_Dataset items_
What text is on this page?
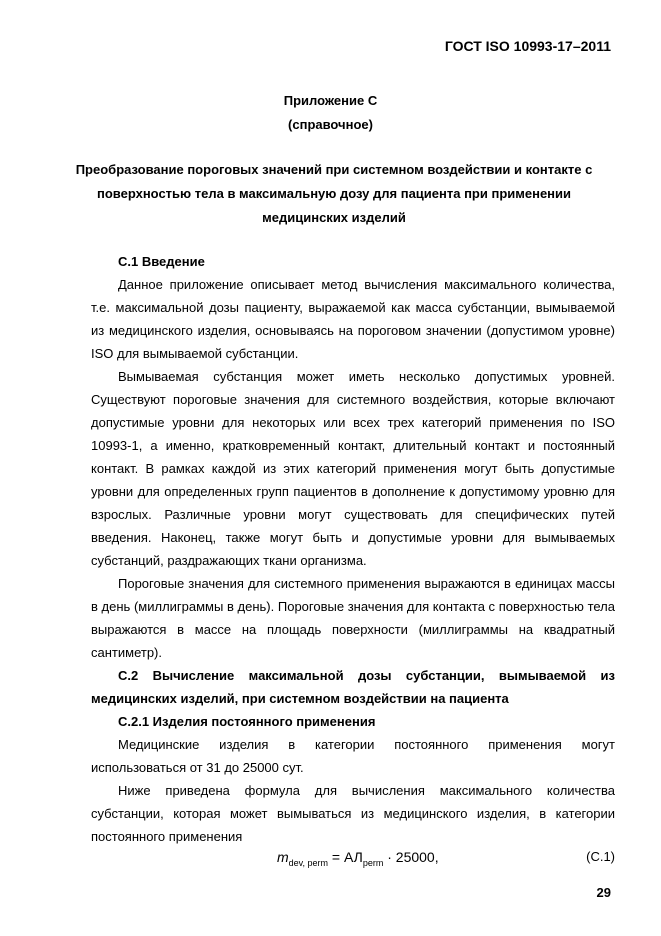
ГОСТ ISO 10993-17–2011
Приложение С
(справочное)
Преобразование пороговых значений при системном воздействии и контакте с поверхностью тела в максимальную дозу для пациента при применении медицинских изделий

С.1 Введение

Данное приложение описывает метод вычисления максимального количества, т.е. максимальной дозы пациенту, выражаемой как масса субстанции, вымываемой из медицинского изделия, основываясь на пороговом значении (допустимом уровне) ISO для вымываемой субстанции.

Вымываемая субстанция может иметь несколько допустимых уровней. Существуют пороговые значения для системного воздействия, которые включают допустимые уровни для некоторых или всех трех категорий применения по ISO 10993-1, а именно, кратковременный контакт, длительный контакт и постоянный контакт. В рамках каждой из этих категорий применения могут быть допустимые уровни для определенных групп пациентов в дополнение к допустимому уровню для взрослых. Различные уровни могут существовать для специфических путей введения. Наконец, также могут быть и допустимые уровни для вымываемых субстанций, раздражающих ткани организма.

Пороговые значения для системного применения выражаются в единицах массы в день (миллиграммы в день). Пороговые значения для контакта с поверхностью тела выражаются в массе на площадь поверхности (миллиграммы на квадратный сантиметр).

С.2 Вычисление максимальной дозы субстанции, вымываемой из медицинских изделий, при системном воздействии на пациента

С.2.1 Изделия постоянного применения

Медицинские изделия в категории постоянного применения могут использоваться от 31 до 25000 сут.

Ниже приведена формула для вычисления максимального количества субстанции, которая может вымываться из медицинского изделия, в категории постоянного применения

$m_{dev, perm} = АЛ_{perm} \cdot 25000$,	(С.1)
29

_Exercise description_
Filter the data for the string "изделий" and copy every line that has it.

_Task answer_
Преобразование пороговых значений при системном воздействии и контакте с поверхностью тела в максимальную дозу для пациента при применении медицинских изделий
С.2 Вычисление максимальной дозы субстанции, вымываемой из медицинских изделий, при системном воздействии на пациента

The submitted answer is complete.